● SUPPLIED RECORDS
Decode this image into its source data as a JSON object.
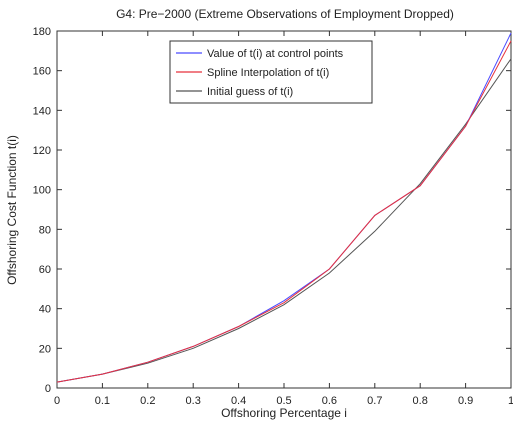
{
  "chart_data": {
    "type": "line",
    "title": "G4: Pre−2000 (Extreme Observations of Employment Dropped)",
    "xlabel": "Offshoring Percentage i",
    "ylabel": "Offshoring Cost Function t(i)",
    "xlim": [
      0,
      1
    ],
    "ylim": [
      0,
      180
    ],
    "xticks": [
      "0",
      "0.1",
      "0.2",
      "0.3",
      "0.4",
      "0.5",
      "0.6",
      "0.7",
      "0.8",
      "0.9",
      "1"
    ],
    "yticks": [
      "0",
      "20",
      "40",
      "60",
      "80",
      "100",
      "120",
      "140",
      "160",
      "180"
    ],
    "grid": false,
    "legend": "top-center",
    "series": [
      {
        "name": "Value of t(i) at control points",
        "color": "#4a4aff",
        "x": [
          0,
          0.1,
          0.2,
          0.3,
          0.4,
          0.5,
          0.6,
          0.7,
          0.8,
          0.9,
          1.0
        ],
        "y": [
          3,
          7,
          13,
          21,
          31,
          44,
          60,
          87,
          102,
          132,
          179
        ]
      },
      {
        "name": "Spline Interpolation of t(i)",
        "color": "#e8323c",
        "x": [
          0,
          0.1,
          0.2,
          0.3,
          0.4,
          0.5,
          0.6,
          0.7,
          0.8,
          0.9,
          1.0
        ],
        "y": [
          3,
          7,
          13,
          21,
          31,
          43,
          60,
          87,
          102,
          132,
          175
        ]
      },
      {
        "name": "Initial guess of t(i)",
        "color": "#555555",
        "x": [
          0,
          0.1,
          0.2,
          0.3,
          0.4,
          0.5,
          0.6,
          0.7,
          0.8,
          0.9,
          1.0
        ],
        "y": [
          3,
          7,
          12.5,
          20,
          30,
          42,
          58,
          79,
          103,
          133,
          166
        ]
      }
    ]
  }
}
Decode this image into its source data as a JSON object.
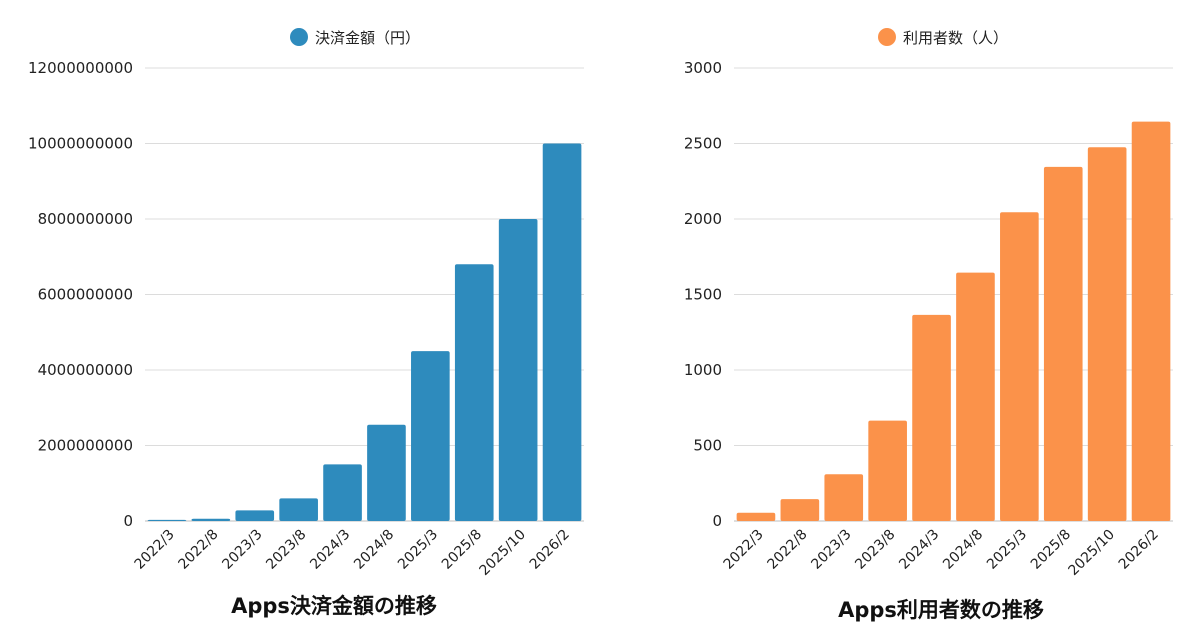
{
  "chart_data": [
    {
      "type": "bar",
      "title": "Apps決済金額の推移",
      "categories": [
        "2022/3",
        "2022/8",
        "2023/3",
        "2023/8",
        "2024/3",
        "2024/8",
        "2025/3",
        "2025/8",
        "2025/10",
        "2026/2"
      ],
      "series": [
        {
          "name": "決済金額（円）",
          "color": "#2e8bbd",
          "values": [
            30000000,
            60000000,
            280000000,
            600000000,
            1500000000,
            2550000000,
            4500000000,
            6800000000,
            8000000000,
            10000000000
          ]
        }
      ],
      "ylim": [
        0,
        12000000000
      ],
      "yticks": [
        "0",
        "2000000000",
        "4000000000",
        "6000000000",
        "8000000000",
        "10000000000",
        "12000000000"
      ],
      "legend_position": "top-center",
      "grid": true
    },
    {
      "type": "bar",
      "title": "Apps利用者数の推移",
      "categories": [
        "2022/3",
        "2022/8",
        "2023/3",
        "2023/8",
        "2024/3",
        "2024/8",
        "2025/3",
        "2025/8",
        "2025/10",
        "2026/2"
      ],
      "series": [
        {
          "name": "利用者数（人）",
          "color": "#fb924a",
          "values": [
            55,
            145,
            310,
            665,
            1365,
            1645,
            2045,
            2345,
            2475,
            2645
          ]
        }
      ],
      "ylim": [
        0,
        3000
      ],
      "yticks": [
        "0",
        "500",
        "1000",
        "1500",
        "2000",
        "2500",
        "3000"
      ],
      "legend_position": "top-center",
      "grid": true
    }
  ]
}
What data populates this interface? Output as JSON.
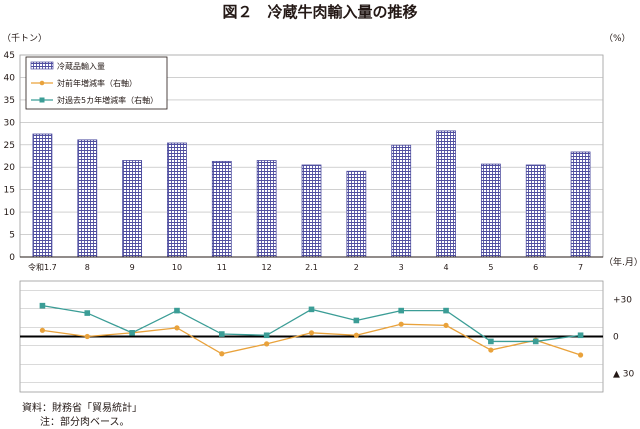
{
  "chart_data": {
    "type": "bar+line",
    "title": "図２　冷蔵牛肉輸入量の推移",
    "left_unit": "（千トン）",
    "right_unit": "（%）",
    "x_unit": "（年.月）",
    "categories": [
      "令和1.7",
      "8",
      "9",
      "10",
      "11",
      "12",
      "2.1",
      "2",
      "3",
      "4",
      "5",
      "6",
      "7"
    ],
    "bar_series": {
      "name": "冷蔵品輸入量",
      "values": [
        27.4,
        26.1,
        21.5,
        25.4,
        21.3,
        21.5,
        20.5,
        19.1,
        24.9,
        28.1,
        20.7,
        20.5,
        23.4
      ],
      "ylim": [
        0,
        45
      ],
      "yticks": [
        "0",
        "5",
        "10",
        "15",
        "20",
        "25",
        "30",
        "35",
        "40",
        "45"
      ]
    },
    "line_series": [
      {
        "name": "対前年増減率（右軸）",
        "color": "#e9a23b",
        "values": [
          5,
          0,
          3,
          7,
          -14,
          -6,
          3,
          1,
          10,
          9,
          -11,
          -3,
          -15
        ]
      },
      {
        "name": "対過去5カ年増減率（右軸）",
        "color": "#3b9d96",
        "values": [
          25,
          19,
          3,
          21,
          2,
          1,
          22,
          13,
          21,
          21,
          -4,
          -4,
          1
        ]
      }
    ],
    "right_axis": {
      "ylim": [
        -45,
        45
      ],
      "tick_labels": [
        "+30",
        "0",
        "▲ 30"
      ],
      "tick_values": [
        30,
        0,
        -30
      ]
    },
    "grid": true,
    "legend_position": "top-left"
  },
  "notes": {
    "source": "資料：財務省「貿易統計」",
    "note": "注：部分肉ベース。"
  }
}
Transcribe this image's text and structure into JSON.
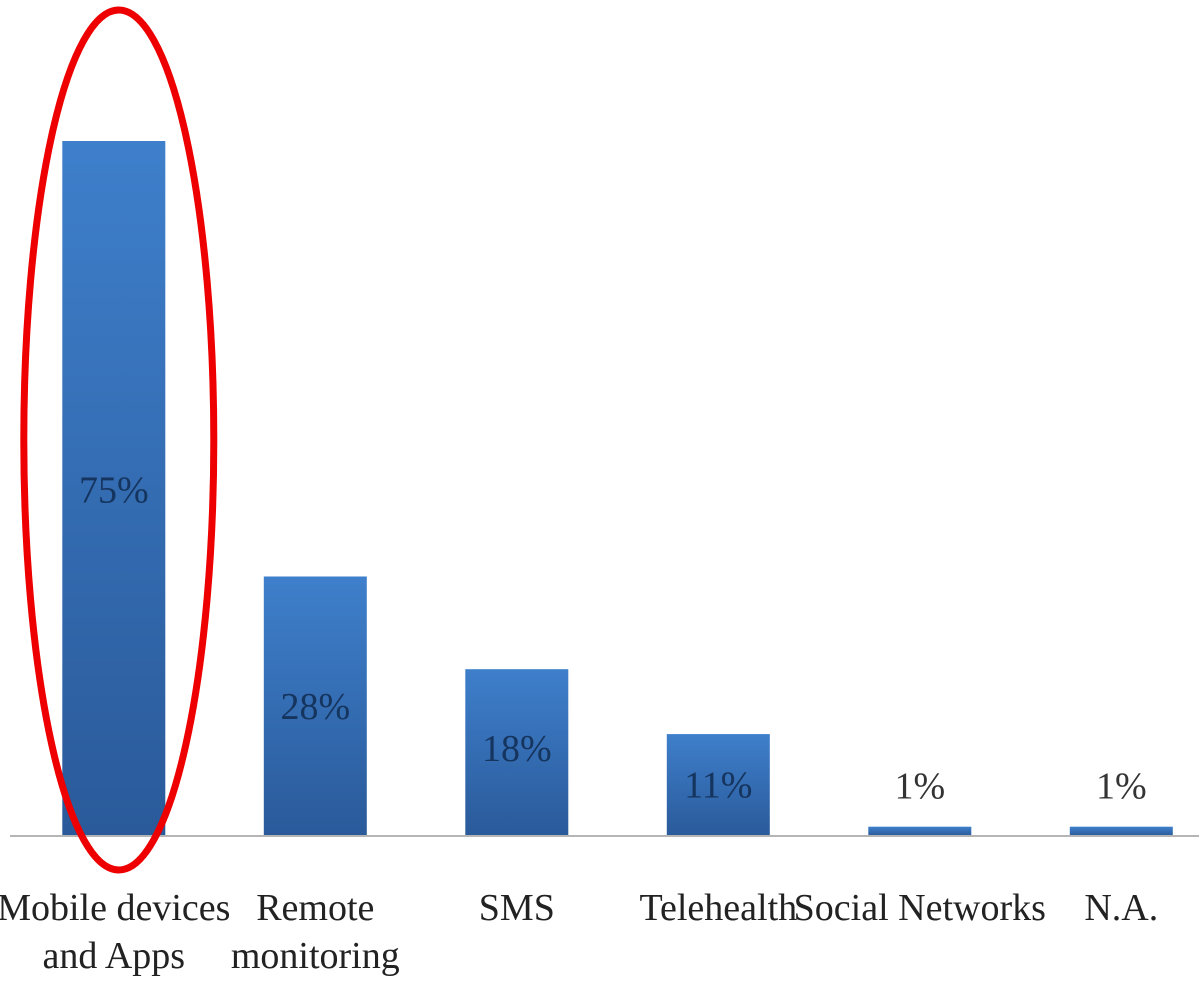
{
  "chart_data": {
    "type": "bar",
    "categories": [
      [
        "Mobile devices",
        "and Apps"
      ],
      [
        "Remote",
        "monitoring"
      ],
      [
        "SMS"
      ],
      [
        "Telehealth"
      ],
      [
        "Social Networks"
      ],
      [
        "N.A."
      ]
    ],
    "values": [
      75,
      28,
      18,
      11,
      1,
      1
    ],
    "value_labels": [
      "75%",
      "28%",
      "18%",
      "11%",
      "1%",
      "1%"
    ],
    "title": "",
    "xlabel": "",
    "ylabel": "",
    "ylim": [
      0,
      75
    ],
    "grid": false,
    "legend": "none",
    "highlighted_category_index": 0
  },
  "colors": {
    "bar_top": "#3e7fcb",
    "bar_bottom": "#2a5a9a",
    "bar_label_inside": "#15345e",
    "bar_label_outside": "#333333",
    "axis": "#b5b5b5",
    "highlight": "#ee0000"
  }
}
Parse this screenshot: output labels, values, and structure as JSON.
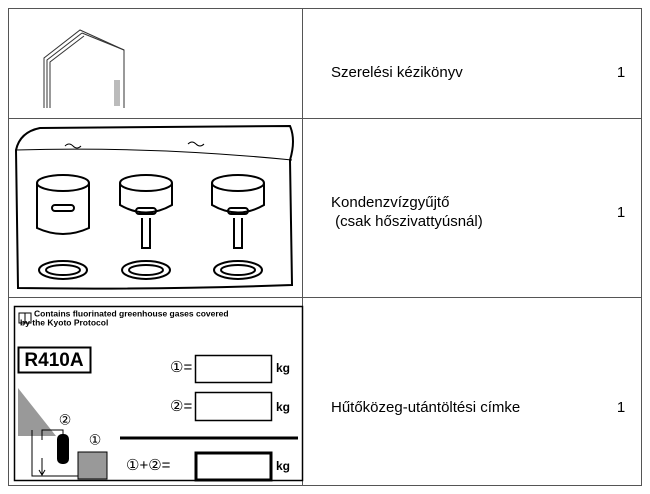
{
  "table": {
    "rows": [
      {
        "name": [
          "Szerelési kézikönyv"
        ],
        "quantity": 1
      },
      {
        "name": [
          "Kondenzvízgyűjtő",
          " (csak hőszivattyúsnál)"
        ],
        "quantity": 1
      },
      {
        "name": [
          "Hűtőközeg-utántöltési címke"
        ],
        "quantity": 1
      }
    ]
  },
  "label": {
    "notice": [
      "Contains fluorinated greenhouse gases covered",
      "by the Kyoto Protocol"
    ],
    "refrigerant": "R410A",
    "lines": [
      "①=",
      "②=",
      "①+②="
    ],
    "unit": "kg",
    "markers": [
      "②",
      "①"
    ]
  }
}
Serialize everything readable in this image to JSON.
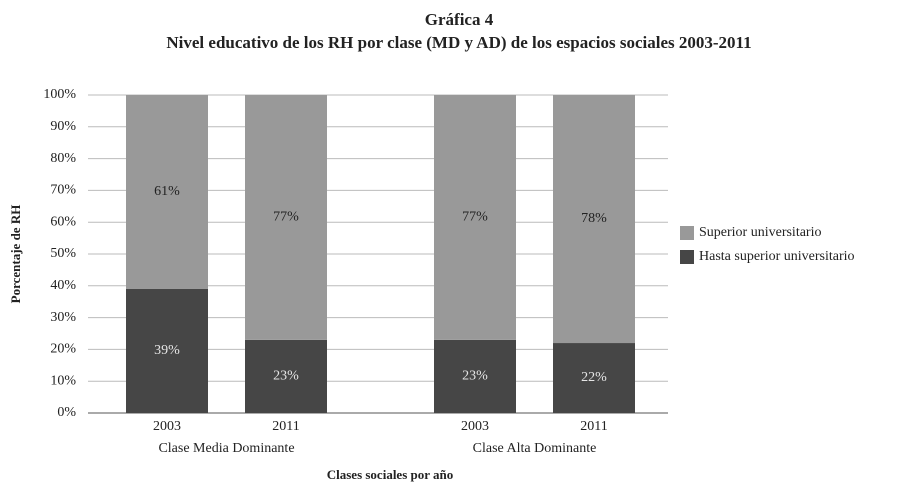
{
  "chart_data": {
    "type": "stacked_bar",
    "title": "Gráfica 4",
    "subtitle": "Nivel educativo de los RH por clase (MD y AD) de los espacios sociales 2003-2011",
    "x_label": "Clases sociales por año",
    "y_label": "Porcentaje de RH",
    "groups": [
      {
        "name": "Clase Media Dominante",
        "categories": [
          "2003",
          "2011"
        ]
      },
      {
        "name": "Clase Alta Dominante",
        "categories": [
          "2003",
          "2011"
        ]
      }
    ],
    "series": [
      {
        "name": "Hasta superior universitario",
        "color": "#464646",
        "label_color": "#e6e6e6",
        "values": [
          39,
          23,
          23,
          22
        ],
        "value_labels": [
          "39%",
          "23%",
          "23%",
          "22%"
        ]
      },
      {
        "name": "Superior universitario",
        "color": "#999999",
        "label_color": "#222222",
        "values": [
          61,
          77,
          77,
          78
        ],
        "value_labels": [
          "61%",
          "77%",
          "77%",
          "78%"
        ]
      }
    ],
    "ylim": [
      0,
      100
    ],
    "yticks": [
      {
        "value": 0,
        "label": "0%"
      },
      {
        "value": 10,
        "label": "10%"
      },
      {
        "value": 20,
        "label": "20%"
      },
      {
        "value": 30,
        "label": "30%"
      },
      {
        "value": 40,
        "label": "40%"
      },
      {
        "value": 50,
        "label": "50%"
      },
      {
        "value": 60,
        "label": "60%"
      },
      {
        "value": 70,
        "label": "70%"
      },
      {
        "value": 80,
        "label": "80%"
      },
      {
        "value": 90,
        "label": "90%"
      },
      {
        "value": 100,
        "label": "100%"
      }
    ],
    "grid": true,
    "legend": "right"
  }
}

● STATED PROBLEM
Gather and copy every line of the data in which the string "Offshoring" is found.

● SOLUTION
    "xlabel": "Offshoring Percentage i",
    "ylabel": "Offshoring Cost Function t(i)",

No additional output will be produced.